### WHAT YOU NEED TO DO
Say how many lines contain "Олленгрэн"; the answer is the number alone.

### INPUT RECORDS
__________________________________________________
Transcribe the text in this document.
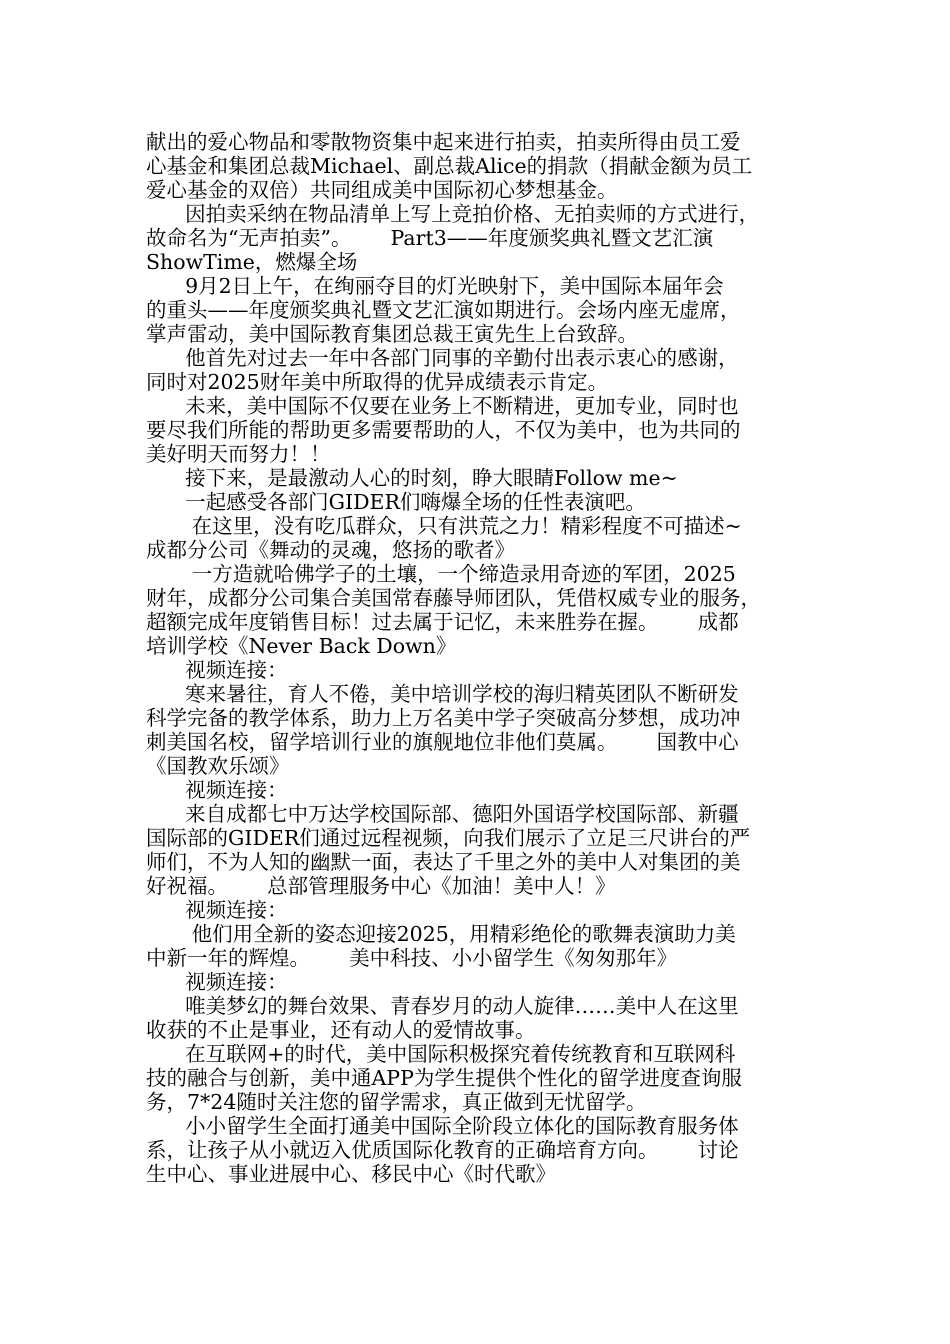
献出的爱心物品和零散物资集中起来进行拍卖，拍卖所得由员工爱
心基金和集团总裁Michael、副总裁Alice的捐款（捐献金额为员工
爱心基金的双倍）共同组成美中国际初心梦想基金。
因拍卖采纳在物品清单上写上竞拍价格、无拍卖师的方式进行，
故命名为“无声拍卖”。      Part3——年度颁奖典礼暨文艺汇演
ShowTime，燃爆全场
9月2日上午，在绚丽夺目的灯光映射下，美中国际本届年会
的重头——年度颁奖典礼暨文艺汇演如期进行。会场内座无虚席，
掌声雷动，美中国际教育集团总裁王寅先生上台致辞。
他首先对过去一年中各部门同事的辛勤付出表示衷心的感谢，
同时对2025财年美中所取得的优异成绩表示肯定。
未来，美中国际不仅要在业务上不断精进，更加专业，同时也
要尽我们所能的帮助更多需要帮助的人，不仅为美中，也为共同的
美好明天而努力！！
接下来，是最激动人心的时刻，睁大眼睛Follow me~
一起感受各部门GIDER们嗨爆全场的任性表演吧。
在这里，没有吃瓜群众，只有洪荒之力！精彩程度不可描述~
成都分公司《舞动的灵魂，悠扬的歌者》
一方造就哈佛学子的土壤，一个缔造录用奇迹的军团，2025
财年，成都分公司集合美国常春藤导师团队，凭借权威专业的服务，
超额完成年度销售目标！过去属于记忆，未来胜券在握。      成都
培训学校《Never Back Down》
视频连接：
寒来暑往，育人不倦，美中培训学校的海归精英团队不断研发
科学完备的教学体系，助力上万名美中学子突破高分梦想，成功冲
刺美国名校，留学培训行业的旗舰地位非他们莫属。      国教中心
《国教欢乐颂》
视频连接：
来自成都七中万达学校国际部、德阳外国语学校国际部、新疆
国际部的GIDER们通过远程视频，向我们展示了立足三尺讲台的严
师们，不为人知的幽默一面，表达了千里之外的美中人对集团的美
好祝福。      总部管理服务中心《加油！美中人！》
视频连接：
他们用全新的姿态迎接2025，用精彩绝伦的歌舞表演助力美
中新一年的辉煌。      美中科技、小小留学生《匆匆那年》
视频连接：
唯美梦幻的舞台效果、青春岁月的动人旋律……美中人在这里
收获的不止是事业，还有动人的爱情故事。
在互联网+的时代，美中国际积极探究着传统教育和互联网科
技的融合与创新，美中通APP为学生提供个性化的留学进度查询服
务，7*24随时关注您的留学需求，真正做到无忧留学。
小小留学生全面打通美中国际全阶段立体化的国际教育服务体
系，让孩子从小就迈入优质国际化教育的正确培育方向。      讨论
生中心、事业进展中心、移民中心《时代歌》
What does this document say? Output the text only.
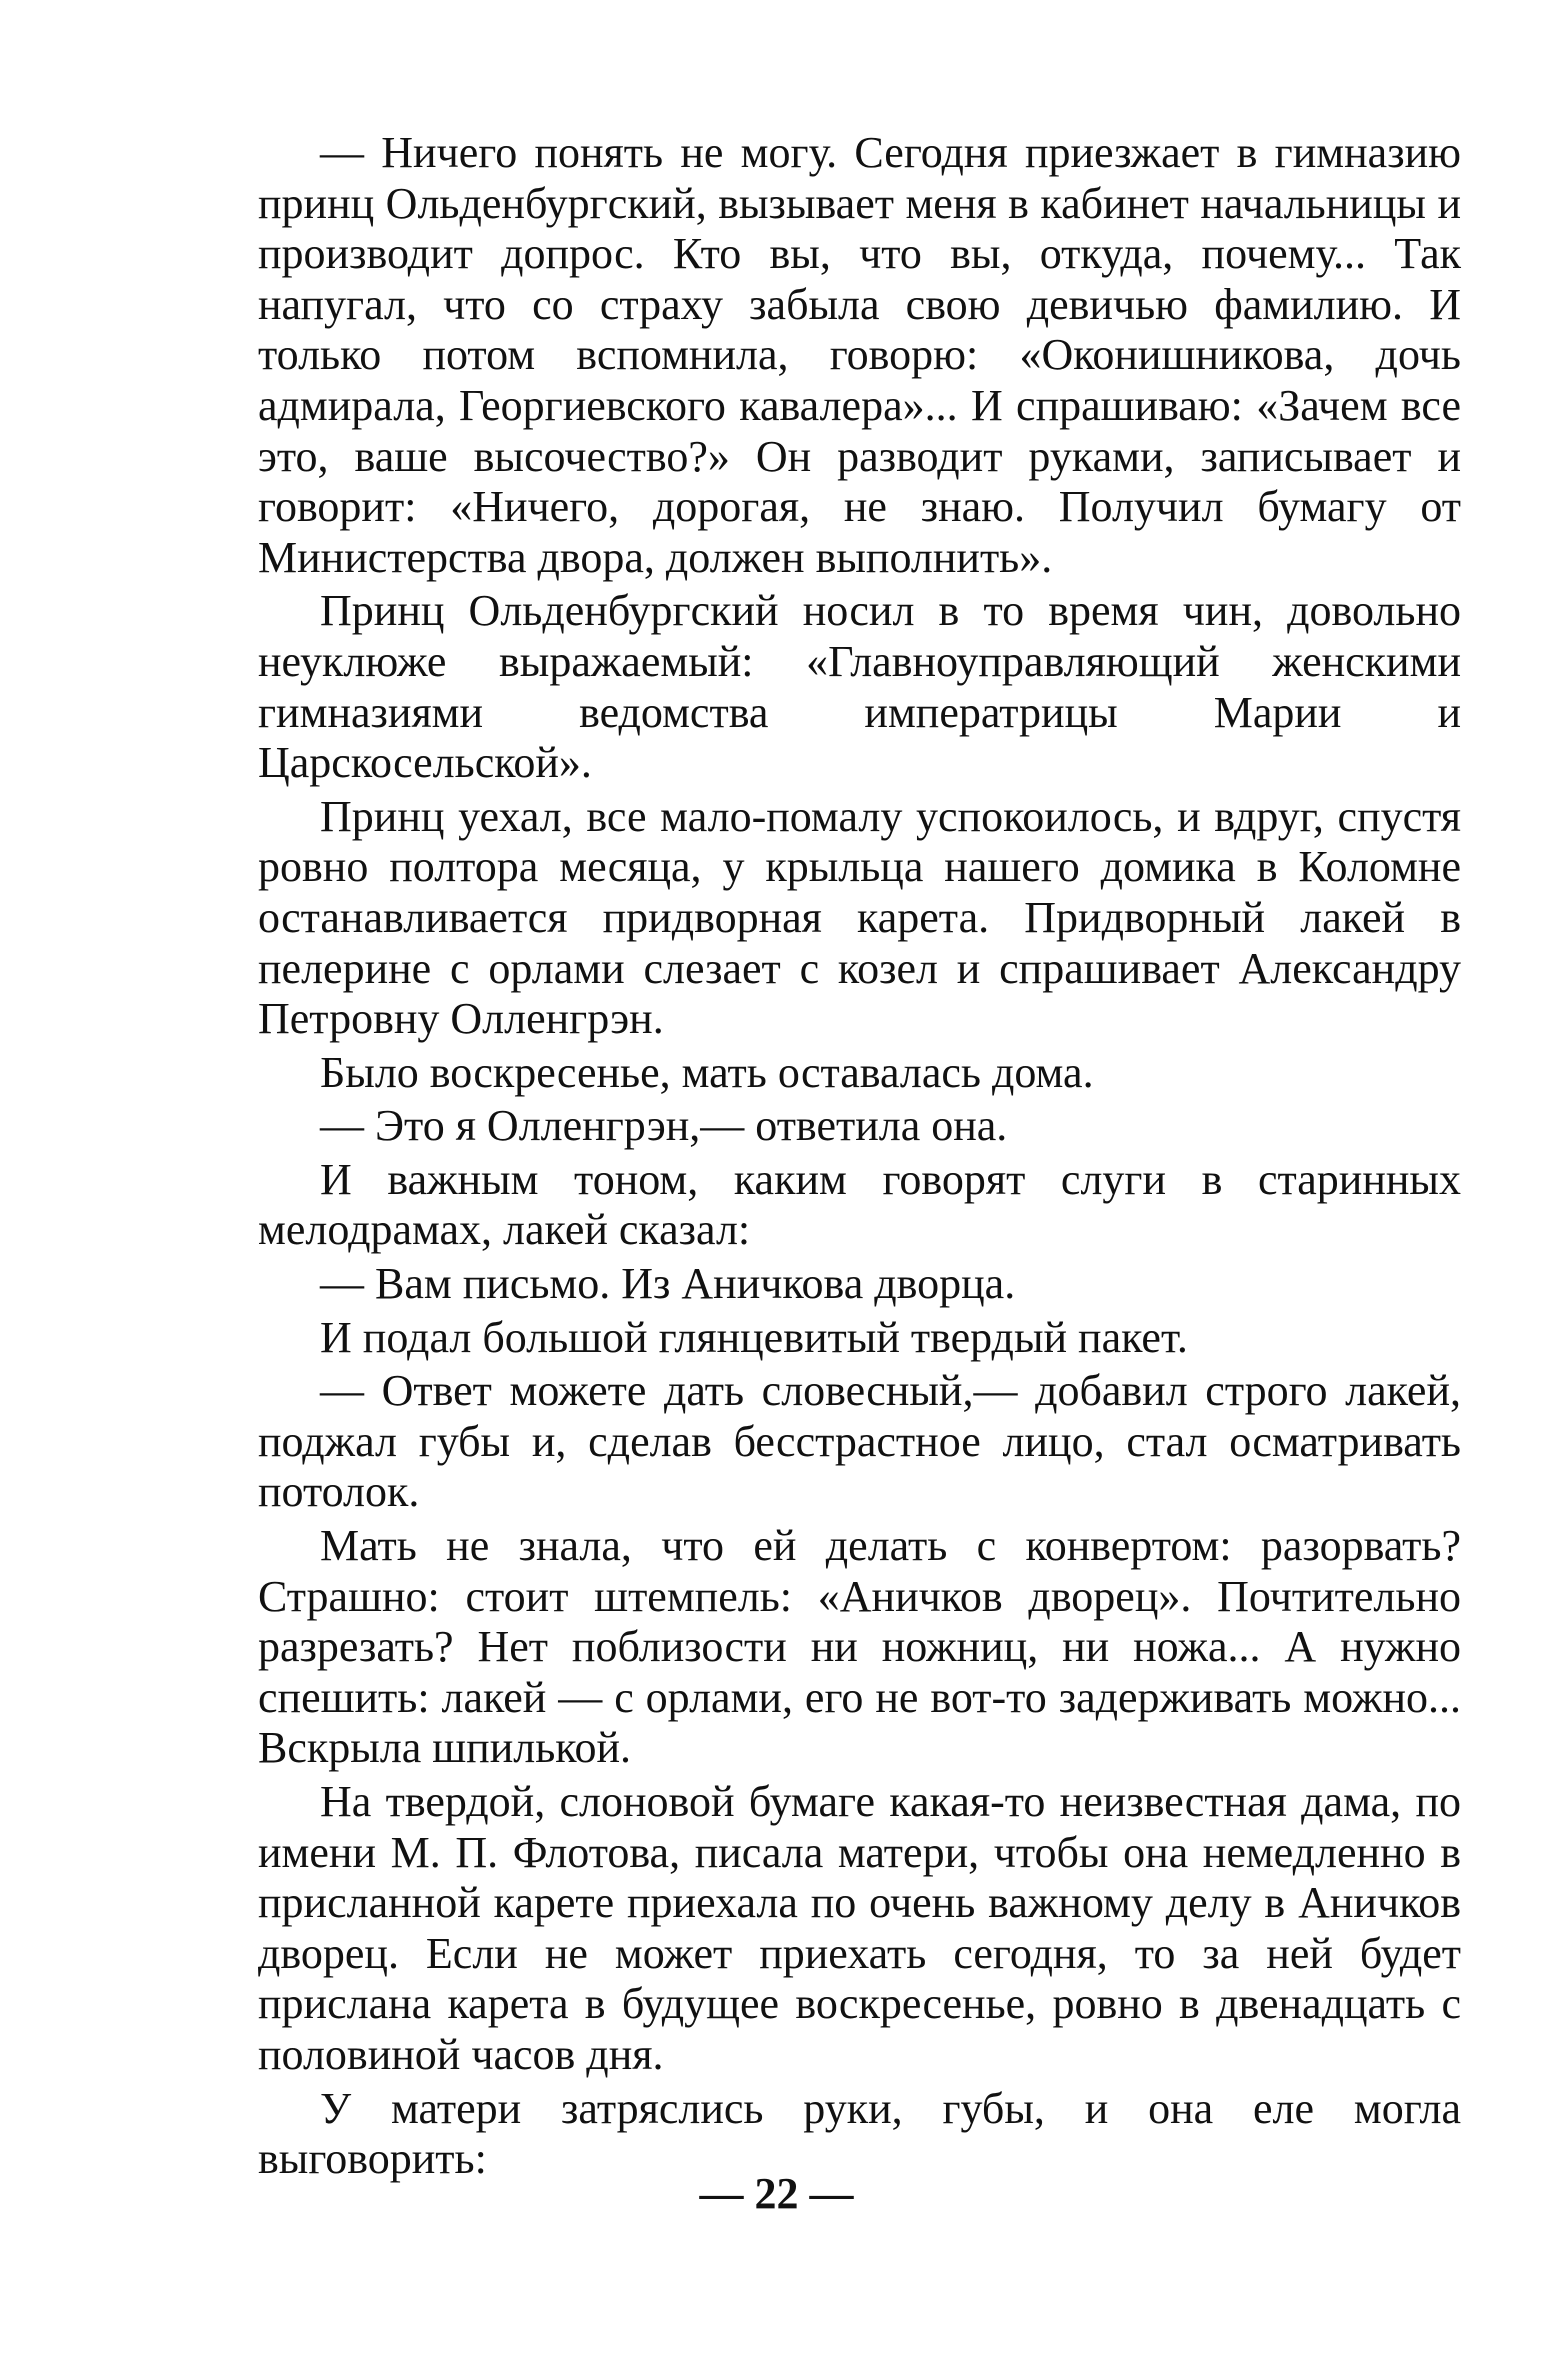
— Ничего понять не могу. Сегодня приезжает в гимназию принц Ольденбургский, вызывает меня в кабинет начальницы и производит допрос. Кто вы, что вы, откуда, почему... Так напугал, что со страху забыла свою девичью фамилию. И только потом вспомнила, говорю: «Оконишникова, дочь адмирала, Георгиевского кавалера»... И спрашиваю: «Зачем все это, ваше высочество?» Он разводит руками, записывает и говорит: «Ничего, дорогая, не знаю. Получил бумагу от Министерства двора, должен выполнить».

Принц Ольденбургский носил в то время чин, довольно неуклюже выражаемый: «Главноуправляющий женскими гимназиями ведомства императрицы Марии и Царскосельской».

Принц уехал, все мало-помалу успокоилось, и вдруг, спустя ровно полтора месяца, у крыльца нашего домика в Коломне останавливается придворная карета. Придворный лакей в пелерине с орлами слезает с козел и спрашивает Александру Петровну Олленгрэн.

Было воскресенье, мать оставалась дома.

— Это я Олленгрэн,— ответила она.

И важным тоном, каким говорят слуги в старинных мелодрамах, лакей сказал:

— Вам письмо. Из Аничкова дворца.

И подал большой глянцевитый твердый пакет.

— Ответ можете дать словесный,— добавил строго лакей, поджал губы и, сделав бесстрастное лицо, стал осматривать потолок.

Мать не знала, что ей делать с конвертом: разорвать? Страшно: стоит штемпель: «Аничков дворец». Почтительно разрезать? Нет поблизости ни ножниц, ни ножа... А нужно спешить: лакей — с орлами, его не вот-то задерживать можно... Вскрыла шпилькой.

На твердой, слоновой бумаге какая-то неизвестная дама, по имени М. П. Флотова, писала матери, чтобы она немедленно в присланной карете приехала по очень важному делу в Аничков дворец. Если не может приехать сегодня, то за ней будет прислана карета в будущее воскресенье, ровно в двенадцать с половиной часов дня.

У матери затряслись руки, губы, и она еле могла выговорить:

— 22 —
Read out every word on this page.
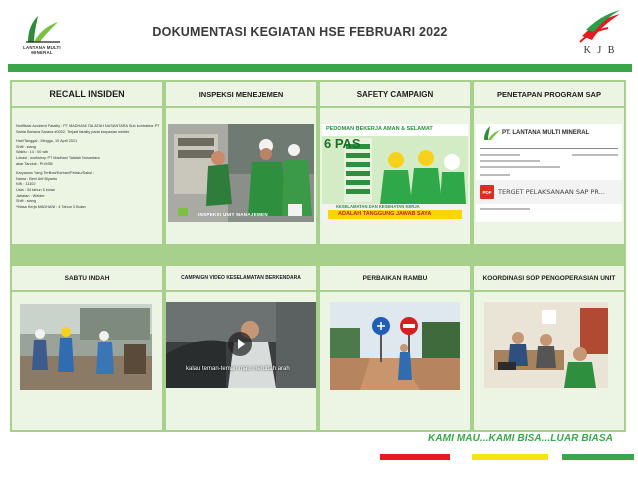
LANTANA MULTI MINERAL
DOKUMENTASI KEGIATAN HSE FEBRUARI 2022
K J B
RECALL INSIDEN	INSPEKSI MENEJEMEN	SAFETY CAMPAIGN	PENETAPAN PROGRAM SAP

Notifikasi Accident Fatality : PT MADHANI TALATAH NUSANTARA Sub kontraktor PT Satria Bahana Sarana #0002, Terjadi fatality pada karyawan welder

Hari/Tanggal : Minggu, 10 April 2021
Shift : siang
Waktu : 14 : 00 wib
Lokasi : workshop PT Madhani Talatah Nusantara

akar Tanduk : Pt MSB

Karyawan Yang Terlibat/Korban/Pelaku/Saksi :
Nama : Beni Arif Biyanto
NIK : 11102
Usia : 34 tahun 6 bulan
Jabatan : Welder
Shift : siang
*Masa Kerja MADHANI : 4 Tahun 3 Bulan
INSPEKSI UNIT MANAJEMEN
PEDOMAN BEKERJA AMAN & SELAMAT
6 PAS
KESELAMATAN DAN KESEHATAN KERJA
ADALAH TANGGUNG JAWAB SAYA
PT. LANTANA MULTI MINERAL
PDF	TERGET PELAKSANAAN SAP PR...
SABTU INDAH	CAMPAIGN VIDEO KESELAMATAN BERKENDARA	PERBAIKAN RAMBU	KOORDINASI SOP PENGOPERASIAN UNIT
kalau teman-teman mau merubah arah
KAMI MAU...KAMI BISA...LUAR BIASA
__________________________________________________
### SOLUTION FOR THIS EXERCISE
2